» TASK REQUIREMENTS: Transcribe the listing below word for word.

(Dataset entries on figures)
▽
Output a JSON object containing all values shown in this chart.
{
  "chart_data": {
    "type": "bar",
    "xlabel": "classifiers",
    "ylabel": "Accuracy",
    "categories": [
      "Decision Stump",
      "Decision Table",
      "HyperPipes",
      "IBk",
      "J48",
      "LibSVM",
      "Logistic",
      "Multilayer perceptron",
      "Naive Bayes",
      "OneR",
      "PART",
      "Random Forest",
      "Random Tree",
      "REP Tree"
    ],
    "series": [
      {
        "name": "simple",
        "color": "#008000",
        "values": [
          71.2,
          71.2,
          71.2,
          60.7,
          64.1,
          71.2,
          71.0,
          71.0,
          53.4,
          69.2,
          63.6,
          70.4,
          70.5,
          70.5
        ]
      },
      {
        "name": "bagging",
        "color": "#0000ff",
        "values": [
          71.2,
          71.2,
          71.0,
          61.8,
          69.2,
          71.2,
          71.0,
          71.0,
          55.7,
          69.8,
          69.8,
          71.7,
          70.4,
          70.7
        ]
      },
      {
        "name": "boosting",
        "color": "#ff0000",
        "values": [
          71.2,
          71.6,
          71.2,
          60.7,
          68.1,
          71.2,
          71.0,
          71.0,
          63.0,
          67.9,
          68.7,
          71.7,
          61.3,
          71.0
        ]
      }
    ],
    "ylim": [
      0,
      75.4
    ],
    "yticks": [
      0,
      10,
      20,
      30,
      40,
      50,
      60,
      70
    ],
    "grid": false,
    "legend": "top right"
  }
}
△
» SOLUTION TO THIS EXERCISE:
Output a JSON object containing all values shown in this chart.
{
  "chart_data": {
    "type": "bar",
    "xlabel": "classifiers",
    "ylabel": "Accuracy",
    "categories": [
      "Decision Stump",
      "Decision Table",
      "HyperPipes",
      "IBk",
      "J48",
      "LibSVM",
      "Logistic",
      "Multilayer perceptron",
      "Naive Bayes",
      "OneR",
      "PART",
      "Random Forest",
      "Random Tree",
      "REP Tree"
    ],
    "series": [
      {
        "name": "simple",
        "color": "#008000",
        "values": [
          71.2,
          71.2,
          71.2,
          60.7,
          64.1,
          71.2,
          71.0,
          71.0,
          53.4,
          69.2,
          63.6,
          70.4,
          70.5,
          70.5
        ]
      },
      {
        "name": "bagging",
        "color": "#0000ff",
        "values": [
          71.2,
          71.2,
          71.0,
          61.8,
          69.2,
          71.2,
          71.0,
          71.0,
          55.7,
          69.8,
          69.8,
          71.7,
          70.4,
          70.7
        ]
      },
      {
        "name": "boosting",
        "color": "#ff0000",
        "values": [
          71.2,
          71.6,
          71.2,
          60.7,
          68.1,
          71.2,
          71.0,
          71.0,
          63.0,
          67.9,
          68.7,
          71.7,
          61.3,
          71.0
        ]
      }
    ],
    "ylim": [
      0,
      75.4
    ],
    "yticks": [
      0,
      10,
      20,
      30,
      40,
      50,
      60,
      70
    ],
    "grid": false,
    "legend": "top right"
  }
}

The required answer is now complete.